Pull each line holding the word "August" from the data.

··· Data entries ···

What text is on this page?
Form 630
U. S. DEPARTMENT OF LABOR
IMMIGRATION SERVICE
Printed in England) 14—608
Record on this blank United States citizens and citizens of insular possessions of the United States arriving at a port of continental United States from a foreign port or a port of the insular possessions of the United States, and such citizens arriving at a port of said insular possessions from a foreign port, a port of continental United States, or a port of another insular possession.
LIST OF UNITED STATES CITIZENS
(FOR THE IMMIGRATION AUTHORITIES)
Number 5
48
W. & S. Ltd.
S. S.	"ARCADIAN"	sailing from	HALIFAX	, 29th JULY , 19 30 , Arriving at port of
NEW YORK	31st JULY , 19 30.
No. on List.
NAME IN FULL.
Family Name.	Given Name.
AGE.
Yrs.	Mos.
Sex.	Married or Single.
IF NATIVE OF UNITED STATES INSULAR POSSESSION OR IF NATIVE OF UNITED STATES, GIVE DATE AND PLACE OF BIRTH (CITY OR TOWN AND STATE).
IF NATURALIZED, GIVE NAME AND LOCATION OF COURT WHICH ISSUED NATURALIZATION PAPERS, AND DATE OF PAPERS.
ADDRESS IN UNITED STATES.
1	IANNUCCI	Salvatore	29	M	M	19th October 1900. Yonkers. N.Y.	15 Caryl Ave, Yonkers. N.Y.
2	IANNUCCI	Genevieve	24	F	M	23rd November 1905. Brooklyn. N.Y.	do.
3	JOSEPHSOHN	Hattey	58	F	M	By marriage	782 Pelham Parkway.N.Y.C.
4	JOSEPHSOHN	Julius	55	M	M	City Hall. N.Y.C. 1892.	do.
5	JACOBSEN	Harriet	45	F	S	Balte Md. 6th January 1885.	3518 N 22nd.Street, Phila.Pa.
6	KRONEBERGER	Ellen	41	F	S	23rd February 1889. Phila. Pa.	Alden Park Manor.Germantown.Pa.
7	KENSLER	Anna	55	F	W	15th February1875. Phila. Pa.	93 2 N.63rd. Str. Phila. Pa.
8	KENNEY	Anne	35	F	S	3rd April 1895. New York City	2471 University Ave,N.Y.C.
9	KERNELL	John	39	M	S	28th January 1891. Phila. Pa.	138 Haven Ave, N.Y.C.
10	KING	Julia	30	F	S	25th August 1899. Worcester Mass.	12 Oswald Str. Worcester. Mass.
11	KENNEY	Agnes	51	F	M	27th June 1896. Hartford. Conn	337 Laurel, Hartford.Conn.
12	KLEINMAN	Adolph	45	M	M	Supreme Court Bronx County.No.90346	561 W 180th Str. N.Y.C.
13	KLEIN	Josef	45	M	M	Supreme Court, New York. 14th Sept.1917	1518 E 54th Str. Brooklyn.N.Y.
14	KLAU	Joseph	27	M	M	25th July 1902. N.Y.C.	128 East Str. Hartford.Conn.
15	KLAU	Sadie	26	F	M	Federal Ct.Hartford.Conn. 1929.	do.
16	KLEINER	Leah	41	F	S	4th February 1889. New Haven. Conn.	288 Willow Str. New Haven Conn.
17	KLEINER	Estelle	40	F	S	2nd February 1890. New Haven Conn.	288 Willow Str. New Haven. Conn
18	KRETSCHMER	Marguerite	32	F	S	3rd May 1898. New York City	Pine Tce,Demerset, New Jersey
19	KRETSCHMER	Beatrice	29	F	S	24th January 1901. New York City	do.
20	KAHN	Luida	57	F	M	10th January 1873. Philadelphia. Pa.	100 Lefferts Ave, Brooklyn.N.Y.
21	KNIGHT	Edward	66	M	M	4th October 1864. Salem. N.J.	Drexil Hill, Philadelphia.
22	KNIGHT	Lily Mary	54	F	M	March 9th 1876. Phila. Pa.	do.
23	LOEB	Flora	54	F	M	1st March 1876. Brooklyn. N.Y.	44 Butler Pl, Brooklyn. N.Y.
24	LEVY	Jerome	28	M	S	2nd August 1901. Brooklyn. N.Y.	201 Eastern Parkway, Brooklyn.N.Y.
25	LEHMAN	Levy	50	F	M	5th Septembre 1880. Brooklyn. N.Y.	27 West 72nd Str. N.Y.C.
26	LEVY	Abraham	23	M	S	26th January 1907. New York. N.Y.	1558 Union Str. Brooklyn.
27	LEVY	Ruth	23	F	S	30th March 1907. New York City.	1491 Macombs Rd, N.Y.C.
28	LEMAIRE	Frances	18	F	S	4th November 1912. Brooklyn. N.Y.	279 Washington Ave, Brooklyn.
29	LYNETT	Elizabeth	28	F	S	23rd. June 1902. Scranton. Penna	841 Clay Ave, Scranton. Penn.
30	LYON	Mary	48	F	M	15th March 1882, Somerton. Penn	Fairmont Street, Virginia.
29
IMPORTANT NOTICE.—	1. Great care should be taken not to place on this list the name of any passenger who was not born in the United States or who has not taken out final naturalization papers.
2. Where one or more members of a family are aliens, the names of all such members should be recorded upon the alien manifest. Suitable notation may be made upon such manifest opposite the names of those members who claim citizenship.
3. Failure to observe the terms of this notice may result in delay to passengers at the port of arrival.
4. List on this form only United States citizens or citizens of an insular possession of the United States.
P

···

* Written response
10	KING	Julia	30	F	S	25th August 1899. Worcester Mass.	12 Oswald Str. Worcester. Mass.
24	LEVY	Jerome	28	M	S	2nd August 1901. Brooklyn. N.Y.	201 Eastern Parkway, Brooklyn.N.Y.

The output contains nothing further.